Goal of the exercise: Spot each line that carries the word "рынка"; copy those lines.
==== Extracted data
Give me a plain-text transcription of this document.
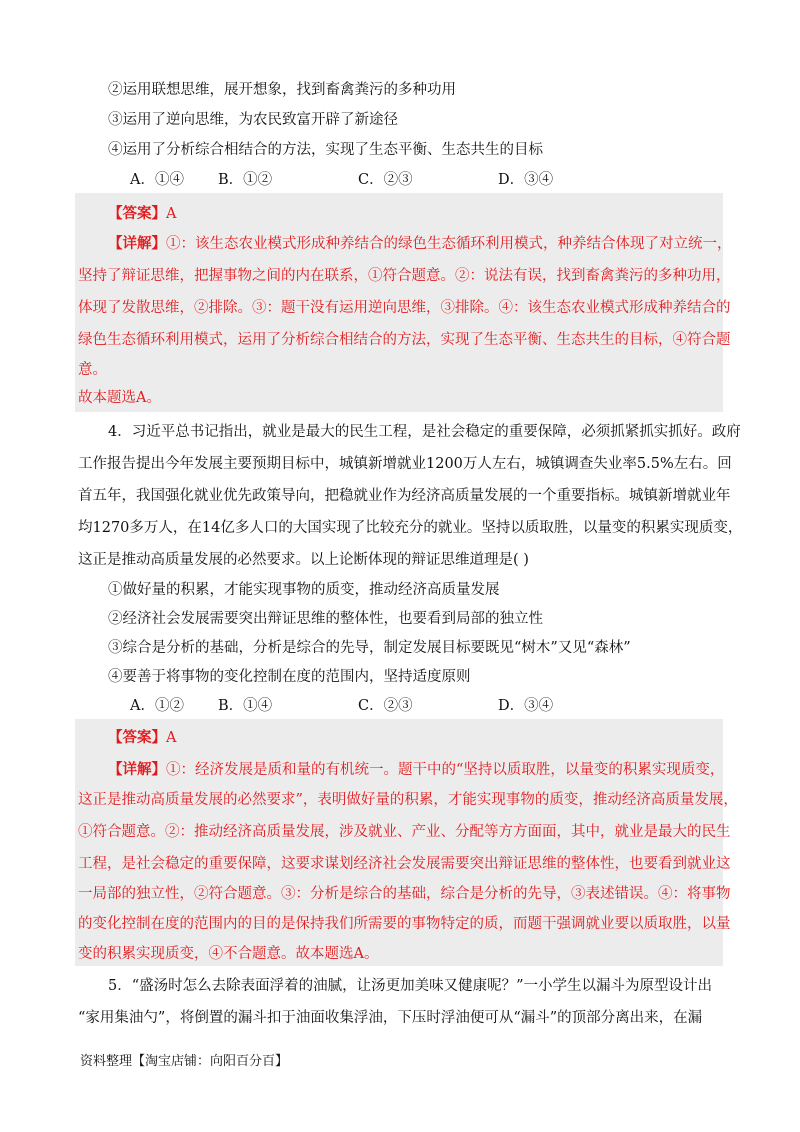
②运用联想思维，展开想象，找到畜禽粪污的多种功用
③运用了逆向思维，为农民致富开辟了新途径
④运用了分析综合相结合的方法，实现了生态平衡、生态共生的目标
A．①④ B．①②	C．②③	D．③④
【答案】A
【详解】①：该生态农业模式形成种养结合的绿色生态循环利用模式，种养结合体现了对立统一，
坚持了辩证思维，把握事物之间的内在联系，①符合题意。②：说法有误，找到畜禽粪污的多种功用，
体现了发散思维，②排除。③：题干没有运用逆向思维，③排除。④：该生态农业模式形成种养结合的
绿色生态循环利用模式，运用了分析综合相结合的方法，实现了生态平衡、生态共生的目标，④符合题
意。
故本题选A。
4．习近平总书记指出，就业是最大的民生工程，是社会稳定的重要保障，必须抓紧抓实抓好。政府
工作报告提出今年发展主要预期目标中，城镇新增就业1200万人左右，城镇调查失业率5.5%左右。回
首五年，我国强化就业优先政策导向，把稳就业作为经济高质量发展的一个重要指标。城镇新增就业年
均1270多万人，在14亿多人口的大国实现了比较充分的就业。坚持以质取胜，以量变的积累实现质变，
这正是推动高质量发展的必然要求。以上论断体现的辩证思维道理是( )
①做好量的积累，才能实现事物的质变，推动经济高质量发展
②经济社会发展需要突出辩证思维的整体性，也要看到局部的独立性
③综合是分析的基础，分析是综合的先导，制定发展目标要既见“树木”又见“森林”
④要善于将事物的变化控制在度的范围内，坚持适度原则
A．①② B．①④	C．②③	D．③④
【答案】A
【详解】①：经济发展是质和量的有机统一。题干中的“坚持以质取胜，以量变的积累实现质变，
这正是推动高质量发展的必然要求”，表明做好量的积累，才能实现事物的质变，推动经济高质量发展，
①符合题意。②：推动经济高质量发展，涉及就业、产业、分配等方方面面，其中，就业是最大的民生
工程，是社会稳定的重要保障，这要求谋划经济社会发展需要突出辩证思维的整体性，也要看到就业这
一局部的独立性，②符合题意。③：分析是综合的基础，综合是分析的先导，③表述错误。④：将事物
的变化控制在度的范围内的目的是保持我们所需要的事物特定的质，而题干强调就业要以质取胜，以量
变的积累实现质变，④不合题意。故本题选A。
5．“盛汤时怎么去除表面浮着的油腻，让汤更加美味又健康呢？”一小学生以漏斗为原型设计出
“家用集油勺”，将倒置的漏斗扣于油面收集浮油，下压时浮油便可从“漏斗”的顶部分离出来，在漏
资料整理【淘宝店铺：向阳百分百】
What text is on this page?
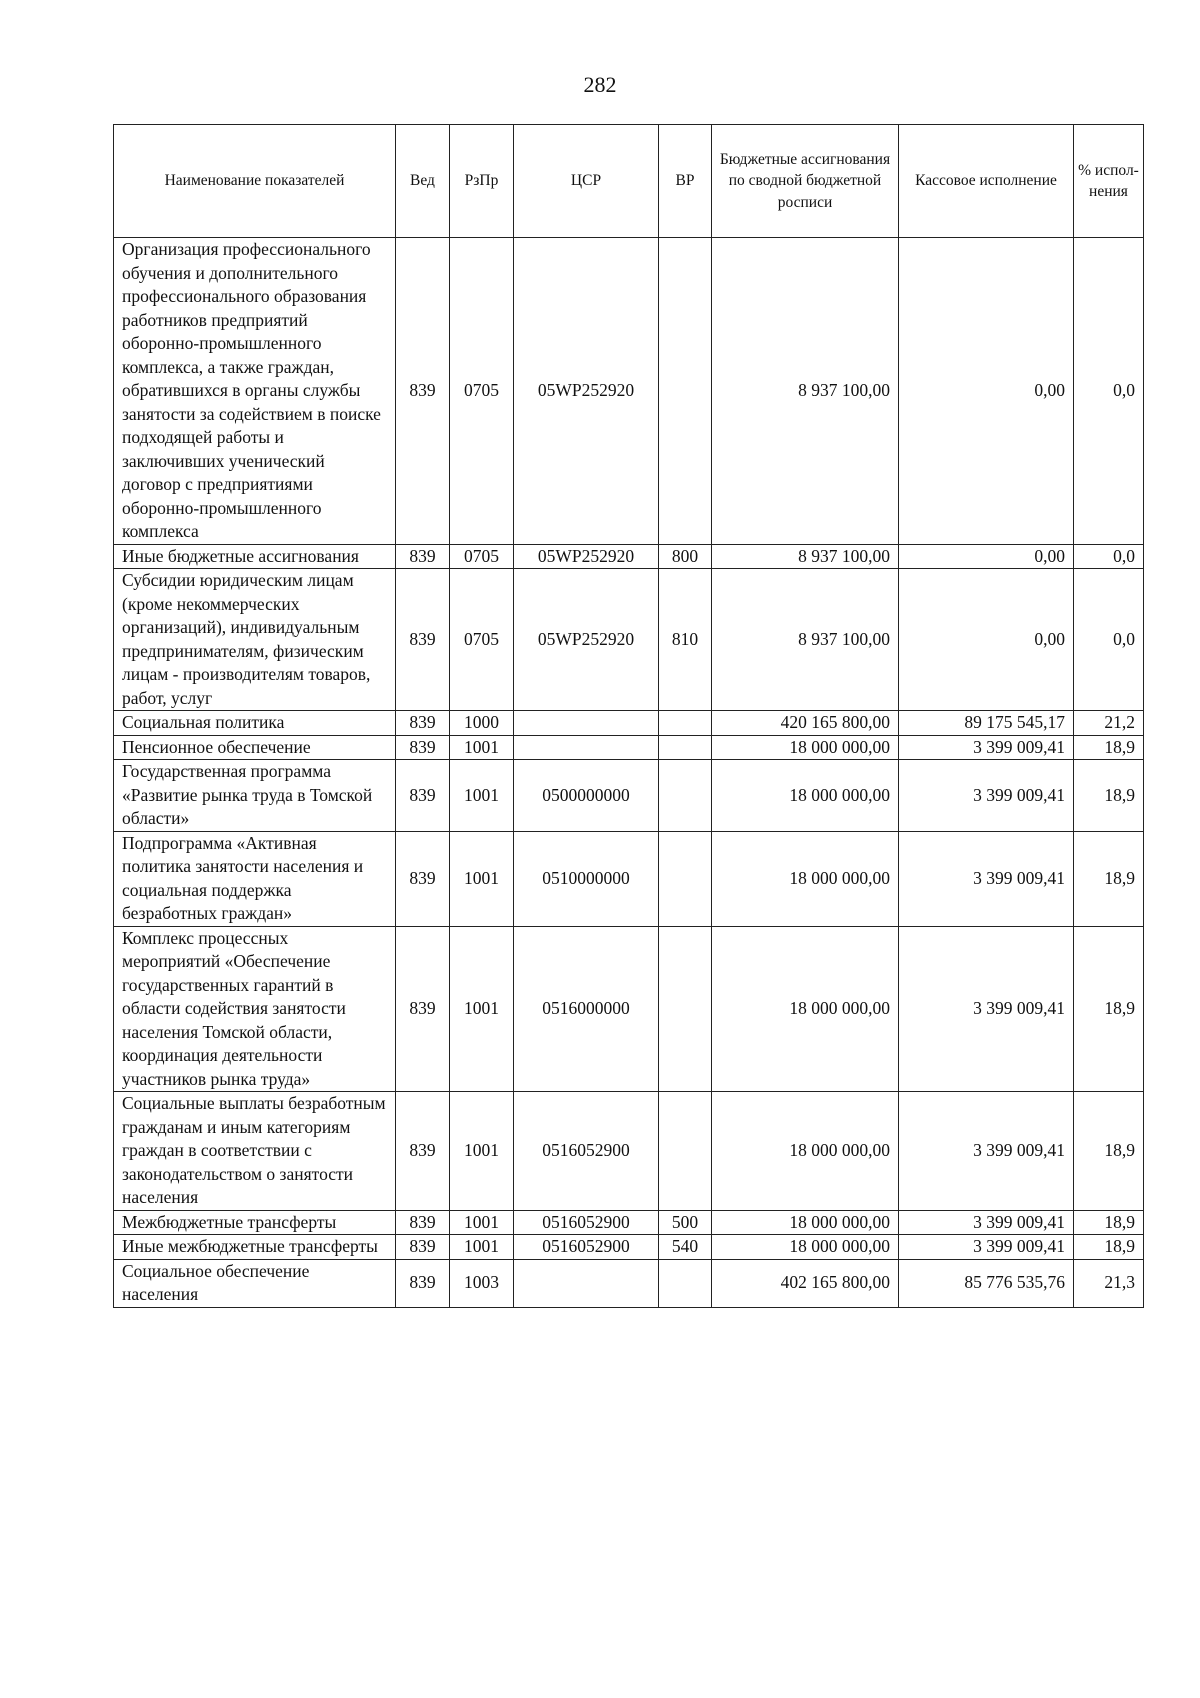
282
Наименование показателей	Вед	РзПр	ЦСР	ВР	Бюджетные ассигнования по сводной бюджетной росписи	Кассовое исполнение	% испол-нения
Организация профессионального обучения и дополнительного профессионального образования работников предприятий оборонно-промышленного комплекса, а также граждан, обратившихся в органы службы занятости за содействием в поиске подходящей работы и заключивших ученический договор с предприятиями оборонно-промышленного комплекса	839	0705	05WP252920		8 937 100,00	0,00	0,0
Иные бюджетные ассигнования	839	0705	05WP252920	800	8 937 100,00	0,00	0,0
Субсидии юридическим лицам (кроме некоммерческих организаций), индивидуальным предпринимателям, физическим лицам - производителям товаров, работ, услуг	839	0705	05WP252920	810	8 937 100,00	0,00	0,0
Социальная политика	839	1000			420 165 800,00	89 175 545,17	21,2
Пенсионное обеспечение	839	1001			18 000 000,00	3 399 009,41	18,9
Государственная программа «Развитие рынка труда в Томской области»	839	1001	0500000000		18 000 000,00	3 399 009,41	18,9
Подпрограмма «Активная политика занятости населения и социальная поддержка безработных граждан»	839	1001	0510000000		18 000 000,00	3 399 009,41	18,9
Комплекс процессных мероприятий «Обеспечение государственных гарантий в области содействия занятости населения Томской области, координация деятельности участников рынка труда»	839	1001	0516000000		18 000 000,00	3 399 009,41	18,9
Социальные выплаты безработным гражданам и иным категориям граждан в соответствии с законодательством о занятости населения	839	1001	0516052900		18 000 000,00	3 399 009,41	18,9
Межбюджетные трансферты	839	1001	0516052900	500	18 000 000,00	3 399 009,41	18,9
Иные межбюджетные трансферты	839	1001	0516052900	540	18 000 000,00	3 399 009,41	18,9
Социальное обеспечение населения	839	1003			402 165 800,00	85 776 535,76	21,3
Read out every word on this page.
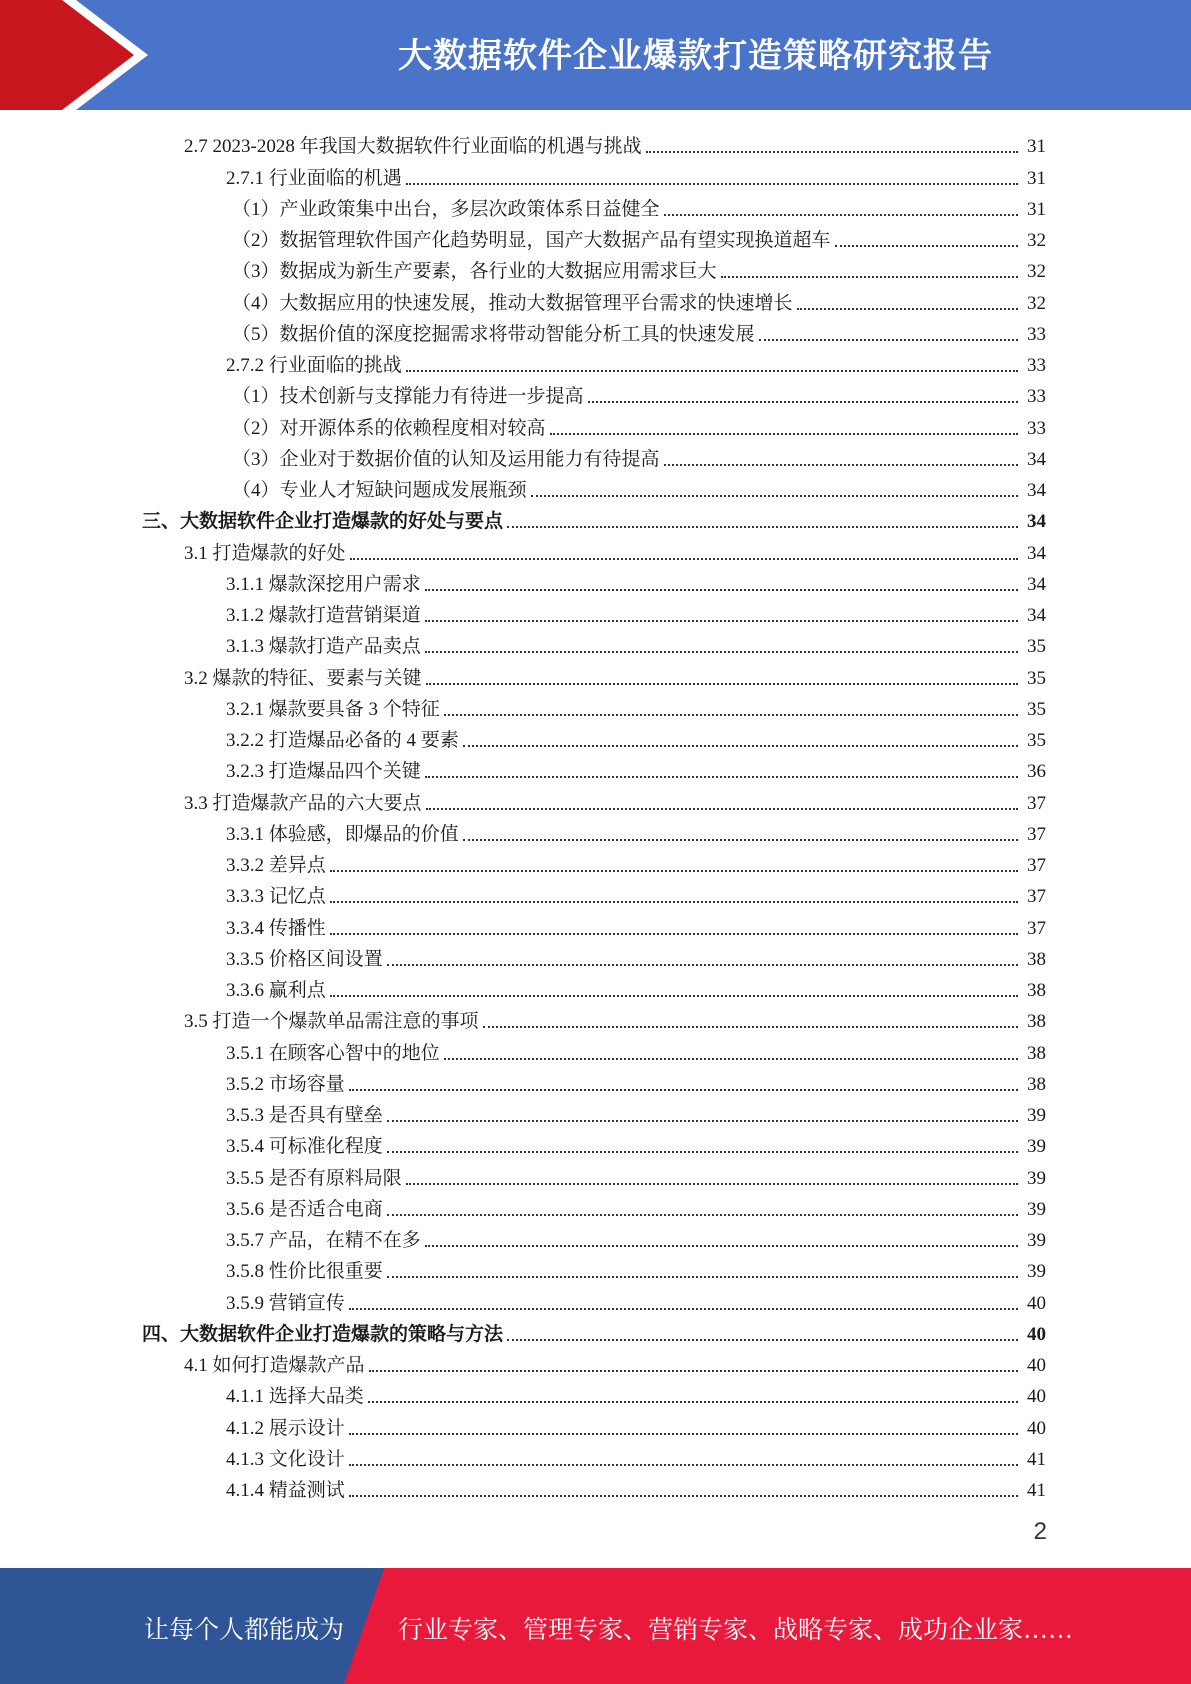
大数据软件企业爆款打造策略研究报告
2.7 2023-2028 年我国大数据软件行业面临的机遇与挑战	31
2.7.1 行业面临的机遇	31
（1）产业政策集中出台，多层次政策体系日益健全	31
（2）数据管理软件国产化趋势明显，国产大数据产品有望实现换道超车	32
（3）数据成为新生产要素，各行业的大数据应用需求巨大	32
（4）大数据应用的快速发展，推动大数据管理平台需求的快速增长	32
（5）数据价值的深度挖掘需求将带动智能分析工具的快速发展	33
2.7.2 行业面临的挑战	33
（1）技术创新与支撑能力有待进一步提高	33
（2）对开源体系的依赖程度相对较高	33
（3）企业对于数据价值的认知及运用能力有待提高	34
（4）专业人才短缺问题成发展瓶颈	34
三、大数据软件企业打造爆款的好处与要点	34
3.1 打造爆款的好处	34
3.1.1 爆款深挖用户需求	34
3.1.2 爆款打造营销渠道	34
3.1.3 爆款打造产品卖点	35
3.2 爆款的特征、要素与关键	35
3.2.1 爆款要具备 3 个特征	35
3.2.2 打造爆品必备的 4 要素	35
3.2.3 打造爆品四个关键	36
3.3 打造爆款产品的六大要点	37
3.3.1 体验感，即爆品的价值	37
3.3.2 差异点	37
3.3.3 记忆点	37
3.3.4 传播性	37
3.3.5 价格区间设置	38
3.3.6 赢利点	38
3.5 打造一个爆款单品需注意的事项	38
3.5.1 在顾客心智中的地位	38
3.5.2 市场容量	38
3.5.3 是否具有壁垒	39
3.5.4 可标准化程度	39
3.5.5 是否有原料局限	39
3.5.6 是否适合电商	39
3.5.7 产品，在精不在多	39
3.5.8 性价比很重要	39
3.5.9 营销宣传	40
四、大数据软件企业打造爆款的策略与方法	40
4.1 如何打造爆款产品	40
4.1.1 选择大品类	40
4.1.2 展示设计	40
4.1.3 文化设计	41
4.1.4 精益测试	41
2
让每个人都能成为 行业专家、管理专家、营销专家、战略专家、成功企业家……
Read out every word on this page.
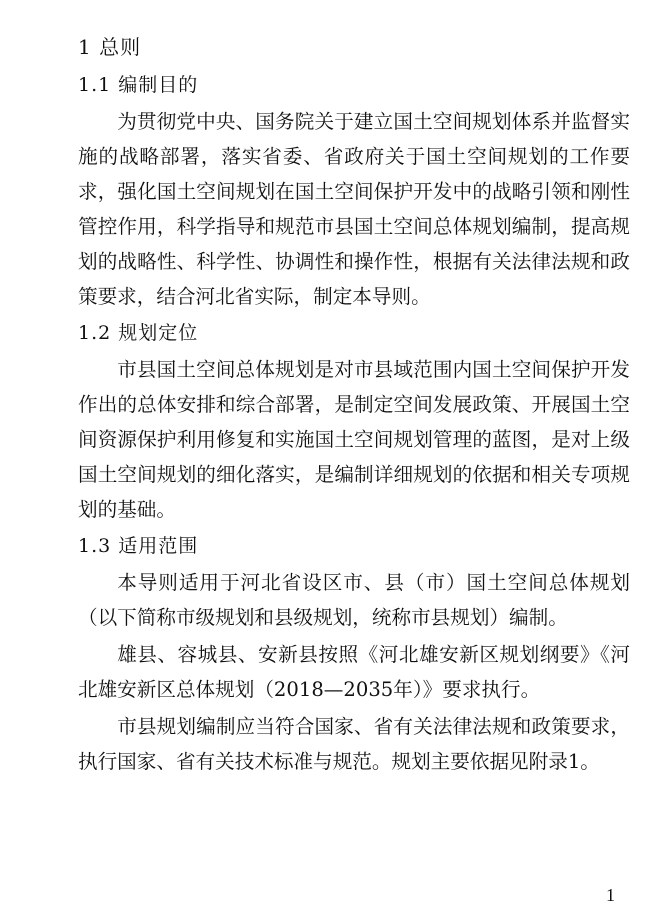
1 总则
1.1 编制目的

为贯彻党中央、国务院关于建立国土空间规划体系并监督实施的战略部署，落实省委、省政府关于国土空间规划的工作要求，强化国土空间规划在国土空间保护开发中的战略引领和刚性管控作用，科学指导和规范市县国土空间总体规划编制，提高规划的战略性、科学性、协调性和操作性，根据有关法律法规和政策要求，结合河北省实际，制定本导则。

1.2 规划定位

市县国土空间总体规划是对市县域范围内国土空间保护开发作出的总体安排和综合部署，是制定空间发展政策、开展国土空间资源保护利用修复和实施国土空间规划管理的蓝图，是对上级国土空间规划的细化落实，是编制详细规划的依据和相关专项规划的基础。

1.3 适用范围

本导则适用于河北省设区市、县（市）国土空间总体规划（以下简称市级规划和县级规划，统称市县规划）编制。

雄县、容城县、安新县按照《河北雄安新区规划纲要》《河北雄安新区总体规划（2018—2035年）》要求执行。

市县规划编制应当符合国家、省有关法律法规和政策要求，执行国家、省有关技术标准与规范。规划主要依据见附录1。

1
========
Solution for this problem:
Государственная программа «Развитие рынка труда в Томской области»	839	1001	0500000000		18 000 000,00	3 399 009,41	18,9
Комплекс процессных мероприятий «Обеспечение государственных гарантий в области содействия занятости населения Томской области, координация деятельности участников рынка труда»	839	1001	0516000000		18 000 000,00	3 399 009,41	18,9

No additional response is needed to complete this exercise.